REQUIRED WORK: Report, word for word, every line of the material that contains "Grenoble".

* start INFORMATION SHOWN *

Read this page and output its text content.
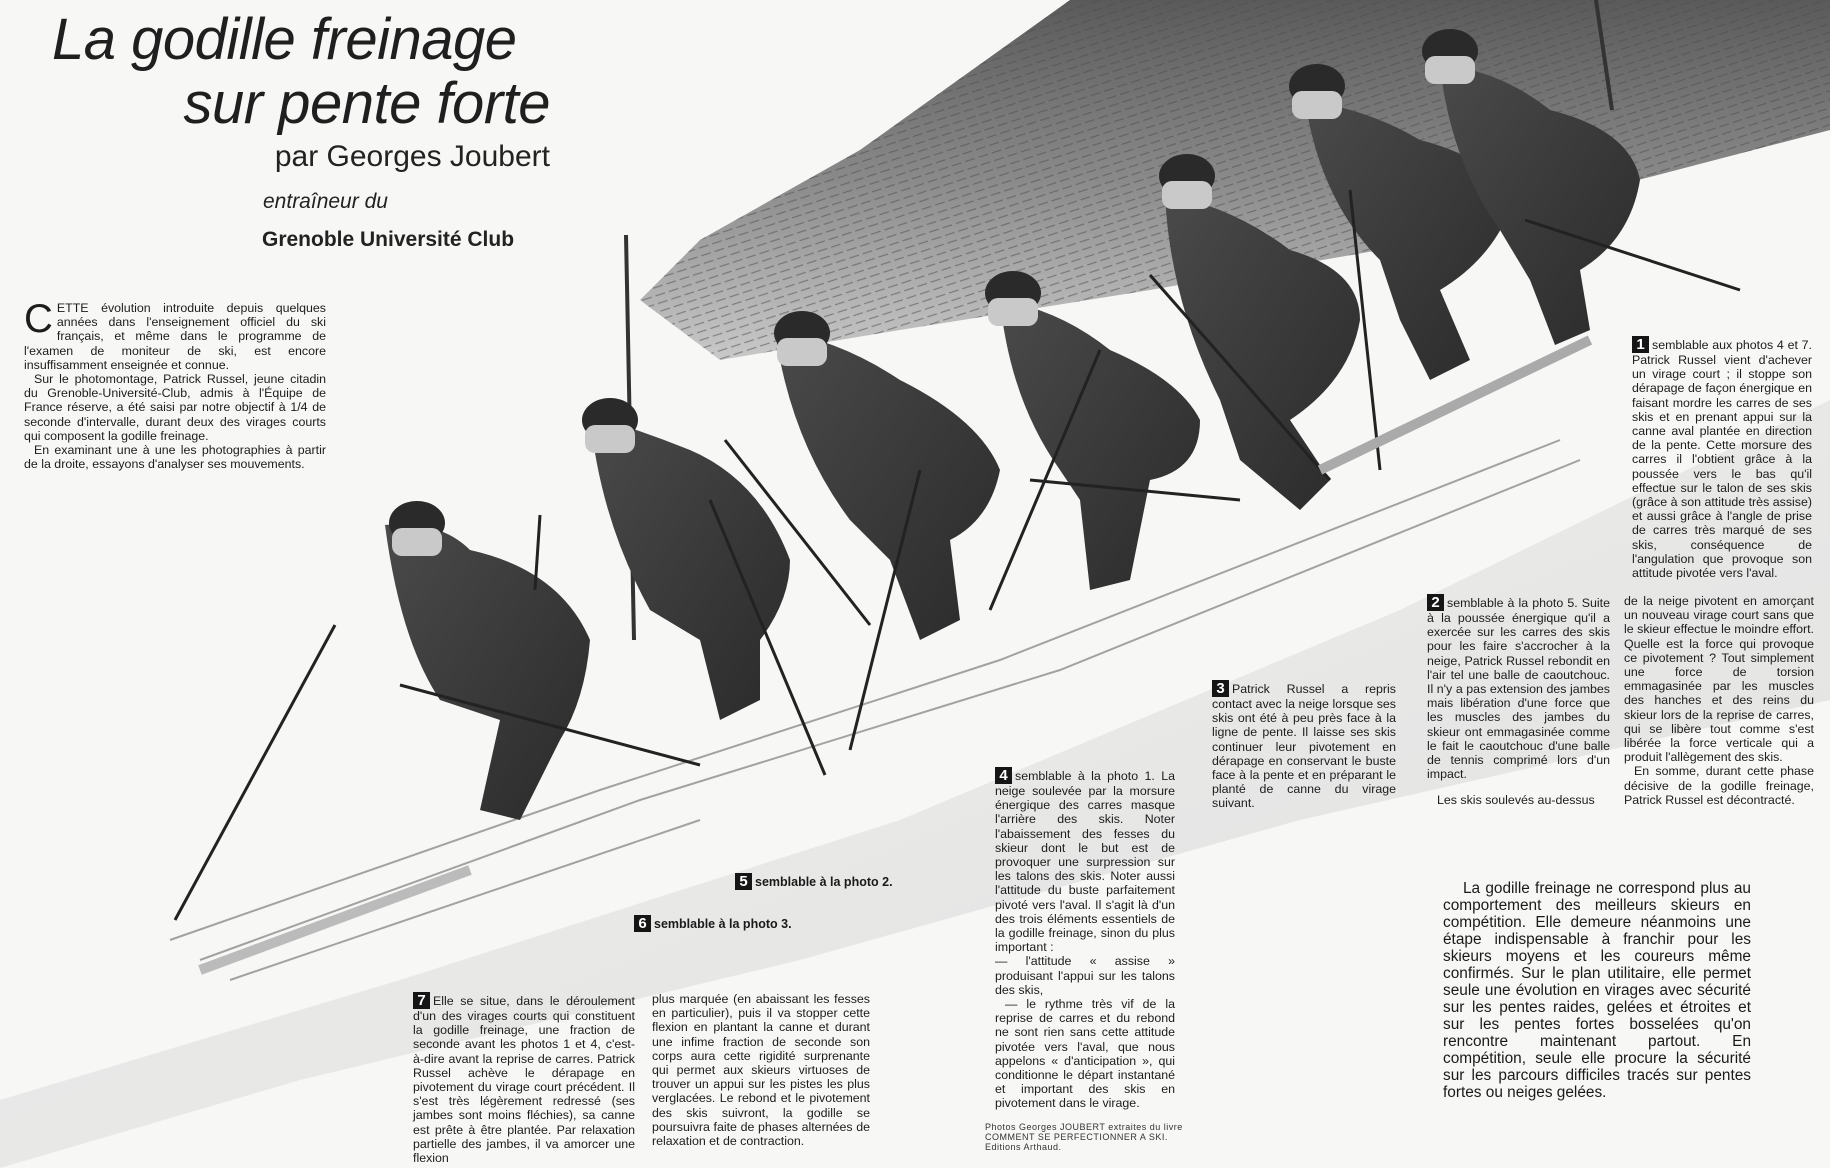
La godille freinage
sur pente forte
par Georges Joubert
entraîneur du
Grenoble Université Club

CETTE évolution introduite depuis quelques années dans l'enseignement officiel du ski français, et même dans le programme de l'examen de moniteur de ski, est encore insuffisamment enseignée et connue.

Sur le photomontage, Patrick Russel, jeune citadin du Grenoble-Université-Club, admis à l'Équipe de France réserve, a été saisi par notre objectif à 1/4 de seconde d'intervalle, durant deux des virages courts qui composent la godille freinage.

En examinant une à une les photographies à partir de la droite, essayons d'analyser ses mouvements.

1 semblable aux photos 4 et 7. Patrick Russel vient d'achever un virage court ; il stoppe son dérapage de façon énergique en faisant mordre les carres de ses skis et en prenant appui sur la canne aval plantée en direction de la pente. Cette morsure des carres il l'obtient grâce à la poussée vers le bas qu'il effectue sur le talon de ses skis (grâce à son attitude très assise) et aussi grâce à l'angle de prise de carres très marqué de ses skis, conséquence de l'angulation que provoque son attitude pivotée vers l'aval.

2 semblable à la photo 5. Suite à la poussée énergique qu'il a exercée sur les carres des skis pour les faire s'accrocher à la neige, Patrick Russel rebondit en l'air tel une balle de caoutchouc. Il n'y a pas extension des jambes mais libération d'une force que les muscles des jambes du skieur ont emmagasinée comme le fait le caoutchouc d'une balle de tennis comprimé lors d'un impact.

Les skis soulevés au-dessus

de la neige pivotent en amorçant un nouveau virage court sans que le skieur effectue le moindre effort. Quelle est la force qui provoque ce pivotement ? Tout simplement une force de torsion emmagasinée par les muscles des hanches et des reins du skieur lors de la reprise de carres, qui se libère tout comme s'est libérée la force verticale qui a produit l'allègement des skis.

En somme, durant cette phase décisive de la godille freinage, Patrick Russel est décontracté.

3 Patrick Russel a repris contact avec la neige lorsque ses skis ont été à peu près face à la ligne de pente. Il laisse ses skis continuer leur pivotement en dérapage en conservant le buste face à la pente et en préparant le planté de canne du virage suivant.

4 semblable à la photo 1. La neige soulevée par la morsure énergique des carres masque l'arrière des skis. Noter l'abaissement des fesses du skieur dont le but est de provoquer une surpression sur les talons des skis. Noter aussi l'attitude du buste parfaitement pivoté vers l'aval. Il s'agit là d'un des trois éléments essentiels de la godille freinage, sinon du plus important :

— l'attitude « assise » produisant l'appui sur les talons des skis,

— le rythme très vif de la reprise de carres et du rebond ne sont rien sans cette attitude pivotée vers l'aval, que nous appelons « d'anticipation », qui conditionne le départ instantané et important des skis en pivotement dans le virage.

5 semblable à la photo 2.
6 semblable à la photo 3.

7 Elle se situe, dans le déroulement d'un des virages courts qui constituent la godille freinage, une fraction de seconde avant les photos 1 et 4, c'est-à-dire avant la reprise de carres. Patrick Russel achève le dérapage en pivotement du virage court précédent. Il s'est très légèrement redressé (ses jambes sont moins fléchies), sa canne est prête à être plantée. Par relaxation partielle des jambes, il va amorcer une flexion

plus marquée (en abaissant les fesses en particulier), puis il va stopper cette flexion en plantant la canne et durant une infime fraction de seconde son corps aura cette rigidité surprenante qui permet aux skieurs virtuoses de trouver un appui sur les pistes les plus verglacées. Le rebond et le pivotement des skis suivront, la godille se poursuivra faite de phases alternées de relaxation et de contraction.

Photos Georges JOUBERT extraites du livre
COMMENT SE PERFECTIONNER A SKI.
Editions Arthaud.

La godille freinage ne correspond plus au comportement des meilleurs skieurs en compétition. Elle demeure néanmoins une étape indispensable à franchir pour les skieurs moyens et les coureurs même confirmés. Sur le plan utilitaire, elle permet seule une évolution en virages avec sécurité sur les pentes raides, gelées et étroites et sur les pentes fortes bosselées qu'on rencontre maintenant partout. En compétition, seule elle procure la sécurité sur les parcours difficiles tracés sur pentes fortes ou neiges gelées.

* end INFORMATION SHOWN *

CORRECT ANSWER:
Grenoble Université Club
Sur le photomontage, Patrick Russel, jeune citadin du Grenoble-Université-Club, admis à l'Équipe de France réserve, a été saisi par notre objectif à 1/4 de seconde d'intervalle, durant deux des virages courts qui composent la godille freinage.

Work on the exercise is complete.